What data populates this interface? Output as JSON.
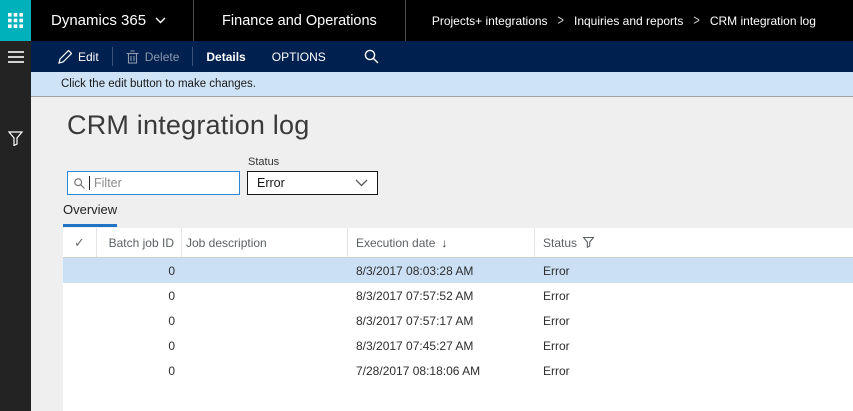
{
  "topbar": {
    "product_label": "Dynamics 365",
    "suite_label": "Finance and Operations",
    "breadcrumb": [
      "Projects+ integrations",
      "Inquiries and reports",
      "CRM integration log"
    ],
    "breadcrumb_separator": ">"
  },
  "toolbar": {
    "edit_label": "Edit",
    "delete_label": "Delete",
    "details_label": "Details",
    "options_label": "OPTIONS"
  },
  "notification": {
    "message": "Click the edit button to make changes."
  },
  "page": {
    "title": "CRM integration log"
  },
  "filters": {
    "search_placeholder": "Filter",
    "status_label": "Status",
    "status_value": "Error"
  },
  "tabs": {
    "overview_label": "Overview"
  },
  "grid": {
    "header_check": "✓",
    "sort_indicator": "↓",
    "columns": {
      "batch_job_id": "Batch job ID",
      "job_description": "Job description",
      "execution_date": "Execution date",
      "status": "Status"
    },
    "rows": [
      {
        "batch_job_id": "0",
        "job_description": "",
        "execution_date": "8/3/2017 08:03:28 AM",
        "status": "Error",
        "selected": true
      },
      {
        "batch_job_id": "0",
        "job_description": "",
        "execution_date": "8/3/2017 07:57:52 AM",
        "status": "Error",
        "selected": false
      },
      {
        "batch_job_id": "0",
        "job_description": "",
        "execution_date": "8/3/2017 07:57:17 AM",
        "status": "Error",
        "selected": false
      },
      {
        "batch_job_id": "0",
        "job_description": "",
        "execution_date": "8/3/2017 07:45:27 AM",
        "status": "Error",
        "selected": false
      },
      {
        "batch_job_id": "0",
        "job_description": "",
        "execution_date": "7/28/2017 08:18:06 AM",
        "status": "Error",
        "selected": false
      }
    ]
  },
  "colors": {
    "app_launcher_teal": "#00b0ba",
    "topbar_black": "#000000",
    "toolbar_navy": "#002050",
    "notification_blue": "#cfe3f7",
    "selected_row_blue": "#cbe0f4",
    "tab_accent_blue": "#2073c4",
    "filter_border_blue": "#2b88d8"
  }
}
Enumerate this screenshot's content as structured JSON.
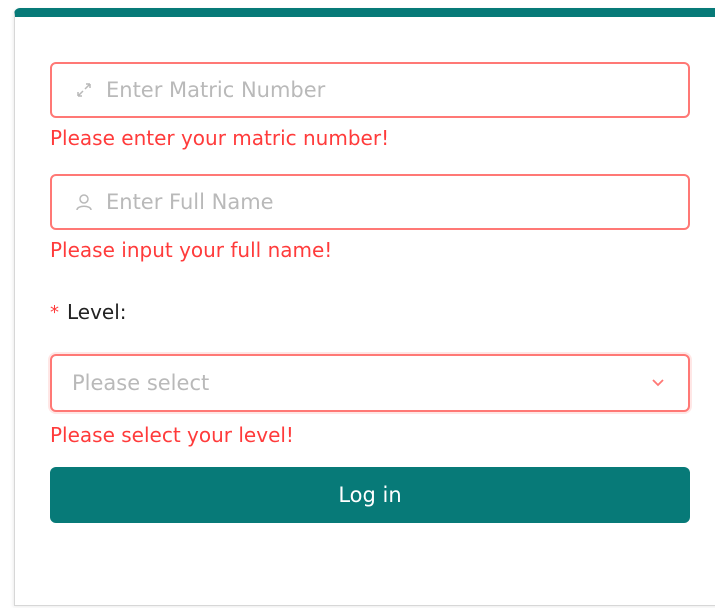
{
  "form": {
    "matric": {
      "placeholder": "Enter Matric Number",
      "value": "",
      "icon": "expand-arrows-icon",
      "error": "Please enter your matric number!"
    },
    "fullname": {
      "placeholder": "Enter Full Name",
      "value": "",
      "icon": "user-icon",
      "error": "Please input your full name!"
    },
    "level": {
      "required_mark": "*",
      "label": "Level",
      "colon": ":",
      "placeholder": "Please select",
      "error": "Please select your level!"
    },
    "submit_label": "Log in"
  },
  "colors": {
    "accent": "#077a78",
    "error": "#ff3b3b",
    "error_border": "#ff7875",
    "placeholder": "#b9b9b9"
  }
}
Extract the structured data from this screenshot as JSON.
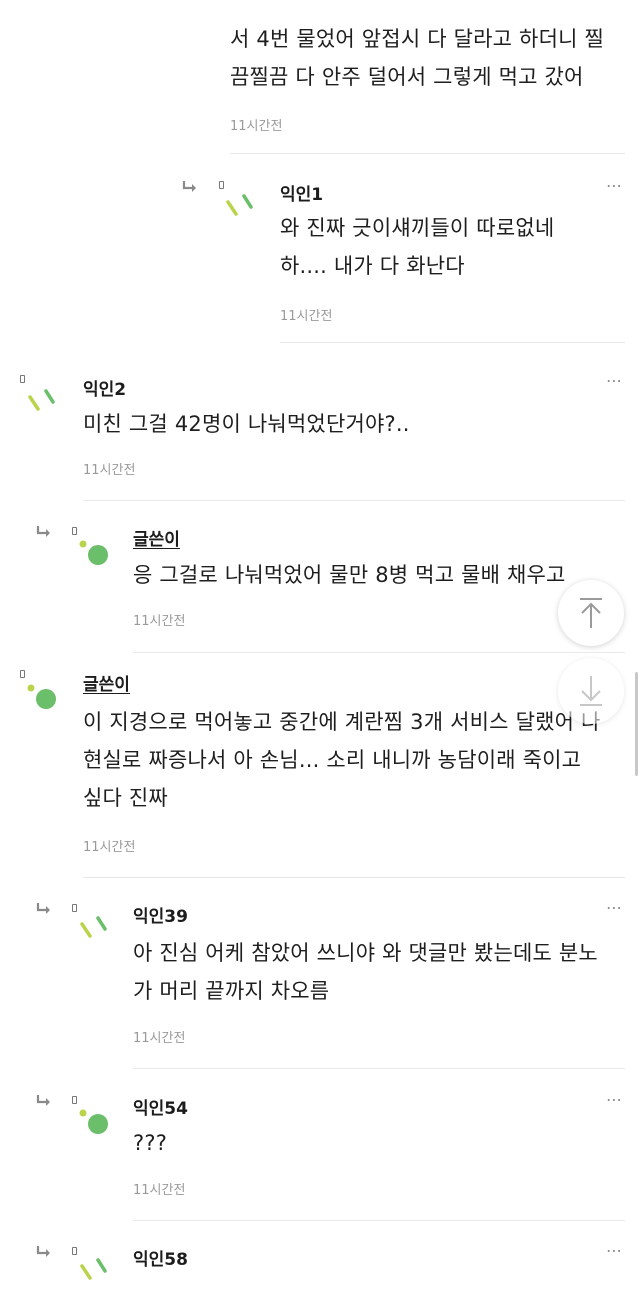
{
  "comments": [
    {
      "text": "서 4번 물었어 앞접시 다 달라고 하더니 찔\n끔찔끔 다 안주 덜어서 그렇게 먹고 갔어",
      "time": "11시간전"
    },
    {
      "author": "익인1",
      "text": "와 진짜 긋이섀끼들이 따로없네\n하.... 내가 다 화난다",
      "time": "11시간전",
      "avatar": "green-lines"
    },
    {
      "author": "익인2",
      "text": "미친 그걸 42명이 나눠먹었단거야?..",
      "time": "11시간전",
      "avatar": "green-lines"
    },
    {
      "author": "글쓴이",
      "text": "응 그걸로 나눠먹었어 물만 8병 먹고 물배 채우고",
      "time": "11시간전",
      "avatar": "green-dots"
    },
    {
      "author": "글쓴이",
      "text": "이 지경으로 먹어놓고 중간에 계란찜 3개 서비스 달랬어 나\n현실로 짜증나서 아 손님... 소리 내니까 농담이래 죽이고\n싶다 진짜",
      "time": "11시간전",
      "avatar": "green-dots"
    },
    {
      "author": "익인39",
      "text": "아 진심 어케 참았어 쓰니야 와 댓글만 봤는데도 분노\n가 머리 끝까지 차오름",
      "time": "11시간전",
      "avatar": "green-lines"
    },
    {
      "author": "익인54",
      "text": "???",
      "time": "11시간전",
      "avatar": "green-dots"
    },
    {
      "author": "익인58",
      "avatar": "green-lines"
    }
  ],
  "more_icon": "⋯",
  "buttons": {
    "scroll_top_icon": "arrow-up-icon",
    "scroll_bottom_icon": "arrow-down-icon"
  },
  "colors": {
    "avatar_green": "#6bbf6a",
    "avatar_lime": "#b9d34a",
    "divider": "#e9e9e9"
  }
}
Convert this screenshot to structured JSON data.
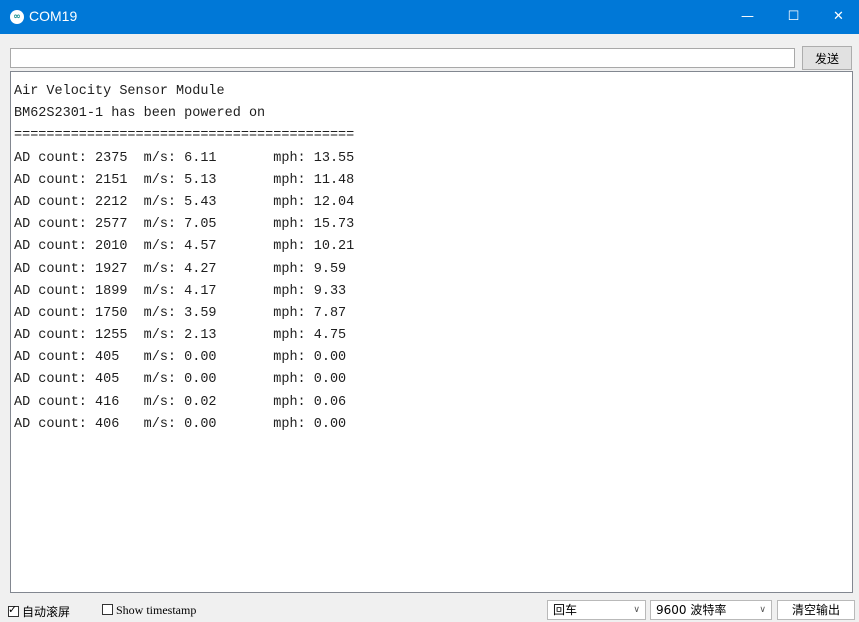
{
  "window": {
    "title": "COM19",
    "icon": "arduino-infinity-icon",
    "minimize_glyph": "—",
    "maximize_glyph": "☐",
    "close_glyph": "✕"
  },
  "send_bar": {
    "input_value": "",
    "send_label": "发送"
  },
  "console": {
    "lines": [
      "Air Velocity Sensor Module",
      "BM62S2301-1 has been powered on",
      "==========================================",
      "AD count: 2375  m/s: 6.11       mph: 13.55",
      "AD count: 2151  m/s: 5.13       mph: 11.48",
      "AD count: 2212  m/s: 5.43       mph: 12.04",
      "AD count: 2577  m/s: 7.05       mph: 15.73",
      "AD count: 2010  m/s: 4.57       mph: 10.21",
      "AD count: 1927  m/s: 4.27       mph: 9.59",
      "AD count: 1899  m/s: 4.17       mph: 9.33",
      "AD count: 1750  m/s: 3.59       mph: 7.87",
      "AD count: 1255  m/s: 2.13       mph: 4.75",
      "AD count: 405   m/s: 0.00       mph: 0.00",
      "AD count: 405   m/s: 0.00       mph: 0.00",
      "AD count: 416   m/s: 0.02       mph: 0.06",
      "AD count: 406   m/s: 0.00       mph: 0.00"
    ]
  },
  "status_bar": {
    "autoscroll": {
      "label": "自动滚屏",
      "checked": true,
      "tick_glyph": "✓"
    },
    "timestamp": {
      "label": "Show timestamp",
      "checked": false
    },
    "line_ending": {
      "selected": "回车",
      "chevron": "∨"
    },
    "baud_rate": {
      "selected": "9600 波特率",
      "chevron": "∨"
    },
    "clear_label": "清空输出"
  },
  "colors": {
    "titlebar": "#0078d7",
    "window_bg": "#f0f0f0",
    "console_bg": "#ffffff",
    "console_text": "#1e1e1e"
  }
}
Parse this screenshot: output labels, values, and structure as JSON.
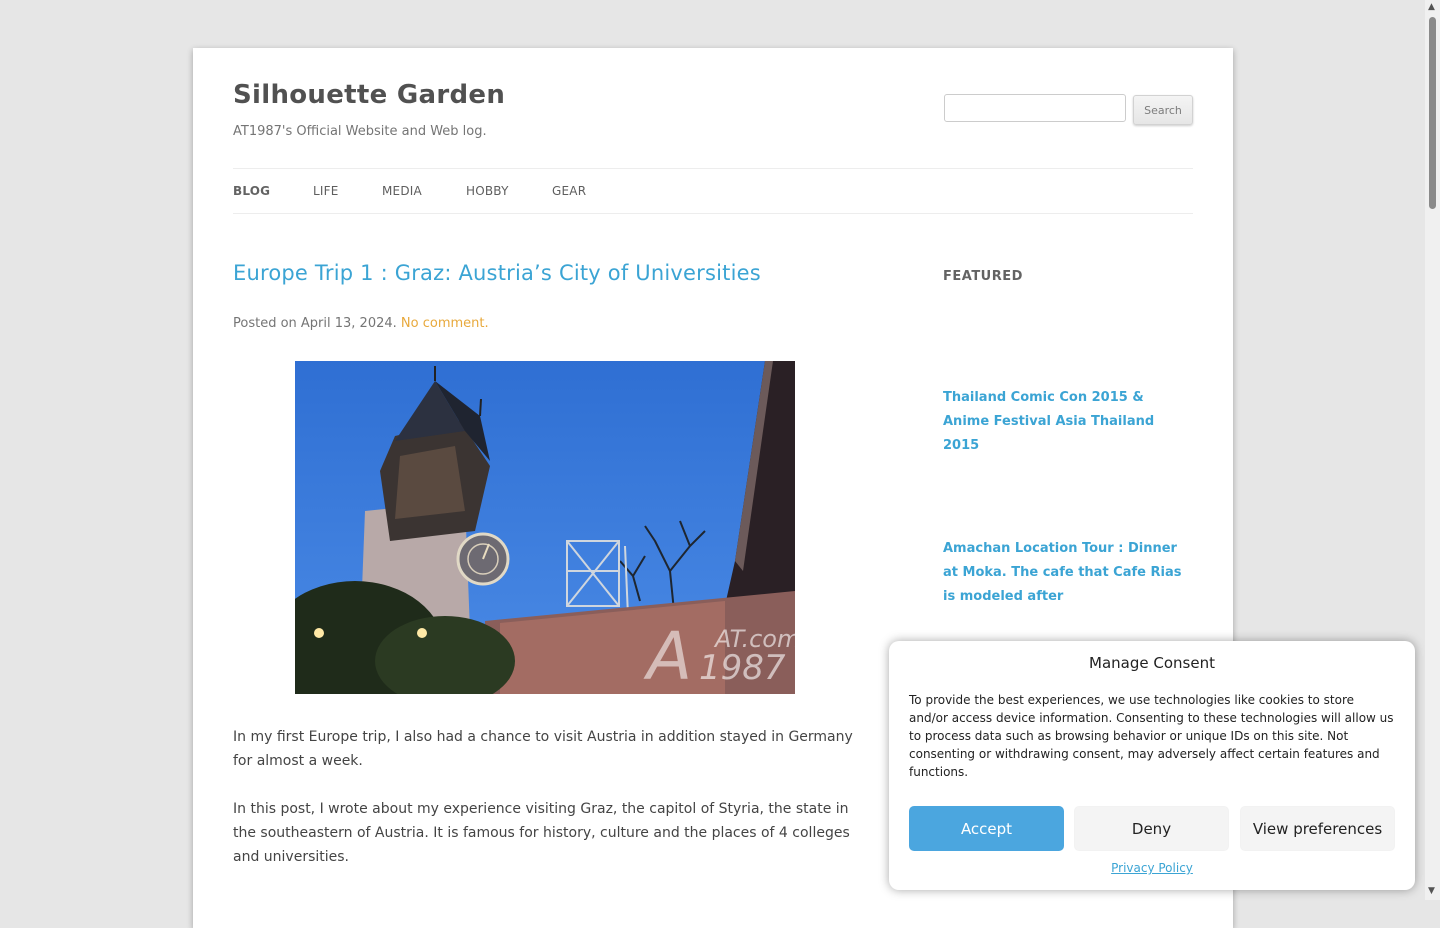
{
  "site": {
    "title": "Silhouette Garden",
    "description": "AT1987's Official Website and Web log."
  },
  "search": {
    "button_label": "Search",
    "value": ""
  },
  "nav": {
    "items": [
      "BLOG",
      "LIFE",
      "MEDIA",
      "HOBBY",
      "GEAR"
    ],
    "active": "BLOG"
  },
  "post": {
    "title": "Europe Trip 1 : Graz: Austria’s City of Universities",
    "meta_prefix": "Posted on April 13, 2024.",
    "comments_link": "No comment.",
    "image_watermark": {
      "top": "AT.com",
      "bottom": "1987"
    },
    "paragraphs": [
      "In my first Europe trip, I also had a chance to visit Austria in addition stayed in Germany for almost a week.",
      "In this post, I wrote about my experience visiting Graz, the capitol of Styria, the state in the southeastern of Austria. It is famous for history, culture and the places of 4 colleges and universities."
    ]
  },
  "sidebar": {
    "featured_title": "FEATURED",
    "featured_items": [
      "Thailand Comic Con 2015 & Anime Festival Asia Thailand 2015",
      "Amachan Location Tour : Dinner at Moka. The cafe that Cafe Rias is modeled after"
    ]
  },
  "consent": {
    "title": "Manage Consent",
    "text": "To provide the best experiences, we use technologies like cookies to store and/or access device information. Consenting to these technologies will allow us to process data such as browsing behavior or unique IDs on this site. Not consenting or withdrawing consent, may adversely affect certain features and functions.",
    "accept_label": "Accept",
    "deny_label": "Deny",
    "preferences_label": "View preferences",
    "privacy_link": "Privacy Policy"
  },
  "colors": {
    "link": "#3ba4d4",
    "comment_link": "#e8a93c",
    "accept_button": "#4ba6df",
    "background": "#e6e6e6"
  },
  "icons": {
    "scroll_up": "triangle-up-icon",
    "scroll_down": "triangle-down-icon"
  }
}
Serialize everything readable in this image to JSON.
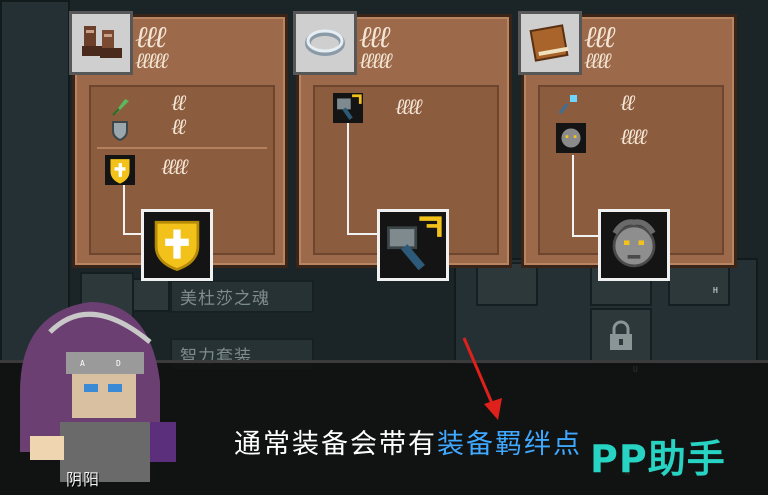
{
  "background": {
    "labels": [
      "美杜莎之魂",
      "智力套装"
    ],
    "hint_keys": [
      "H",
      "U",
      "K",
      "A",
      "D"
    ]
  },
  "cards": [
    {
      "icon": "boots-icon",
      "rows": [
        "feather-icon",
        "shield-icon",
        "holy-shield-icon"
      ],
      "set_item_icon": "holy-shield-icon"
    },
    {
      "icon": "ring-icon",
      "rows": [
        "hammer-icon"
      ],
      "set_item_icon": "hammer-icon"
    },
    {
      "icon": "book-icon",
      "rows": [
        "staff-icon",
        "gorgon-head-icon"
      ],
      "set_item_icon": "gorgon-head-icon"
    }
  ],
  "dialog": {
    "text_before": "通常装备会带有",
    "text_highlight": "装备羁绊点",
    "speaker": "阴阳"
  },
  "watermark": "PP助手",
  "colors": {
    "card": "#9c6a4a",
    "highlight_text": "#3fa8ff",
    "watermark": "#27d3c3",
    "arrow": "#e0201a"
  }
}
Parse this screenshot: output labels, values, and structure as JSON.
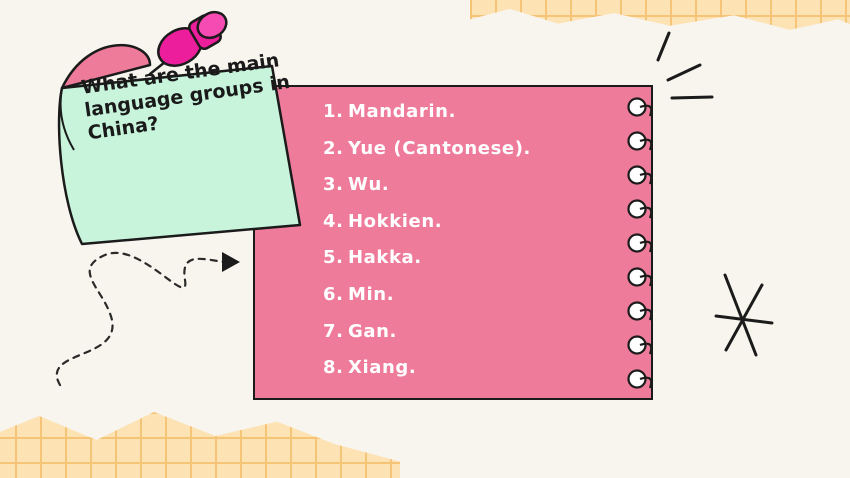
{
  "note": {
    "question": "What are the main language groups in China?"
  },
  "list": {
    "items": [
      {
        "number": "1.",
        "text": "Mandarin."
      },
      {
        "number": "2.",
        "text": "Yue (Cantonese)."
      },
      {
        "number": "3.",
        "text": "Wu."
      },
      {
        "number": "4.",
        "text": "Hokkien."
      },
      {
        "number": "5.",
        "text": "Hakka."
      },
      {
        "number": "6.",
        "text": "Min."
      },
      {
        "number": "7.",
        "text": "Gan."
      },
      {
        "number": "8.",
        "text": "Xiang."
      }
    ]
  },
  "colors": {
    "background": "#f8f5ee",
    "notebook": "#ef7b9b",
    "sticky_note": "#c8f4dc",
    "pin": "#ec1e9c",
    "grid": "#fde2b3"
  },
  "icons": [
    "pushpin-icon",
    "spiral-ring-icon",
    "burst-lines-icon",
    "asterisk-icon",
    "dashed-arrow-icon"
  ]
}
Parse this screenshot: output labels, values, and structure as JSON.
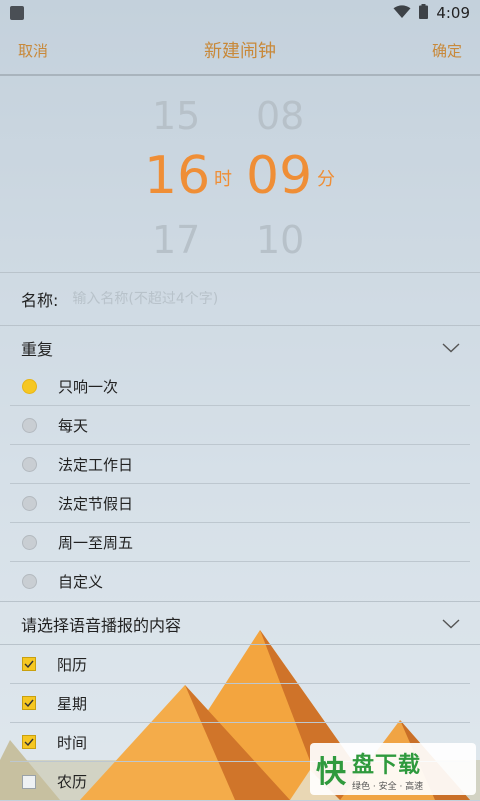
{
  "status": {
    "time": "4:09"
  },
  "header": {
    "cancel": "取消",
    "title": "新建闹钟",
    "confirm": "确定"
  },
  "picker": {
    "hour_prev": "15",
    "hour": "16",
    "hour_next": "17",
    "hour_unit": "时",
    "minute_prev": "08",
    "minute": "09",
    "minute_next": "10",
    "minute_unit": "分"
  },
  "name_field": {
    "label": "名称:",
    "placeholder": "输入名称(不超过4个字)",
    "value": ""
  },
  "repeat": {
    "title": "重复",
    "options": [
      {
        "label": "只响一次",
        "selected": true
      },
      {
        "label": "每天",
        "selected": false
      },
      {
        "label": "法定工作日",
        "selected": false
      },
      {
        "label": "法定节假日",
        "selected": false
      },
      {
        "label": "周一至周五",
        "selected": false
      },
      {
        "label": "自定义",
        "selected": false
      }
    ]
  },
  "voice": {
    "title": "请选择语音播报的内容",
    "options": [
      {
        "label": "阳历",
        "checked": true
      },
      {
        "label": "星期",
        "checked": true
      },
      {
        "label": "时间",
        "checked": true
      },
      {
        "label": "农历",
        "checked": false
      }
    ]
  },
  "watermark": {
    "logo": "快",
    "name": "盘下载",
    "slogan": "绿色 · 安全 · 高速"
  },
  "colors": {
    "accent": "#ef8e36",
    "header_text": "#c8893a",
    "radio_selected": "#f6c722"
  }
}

Directive:
Determine the number of lines in these entries that contain the word "author", and write only that number.

Response:
7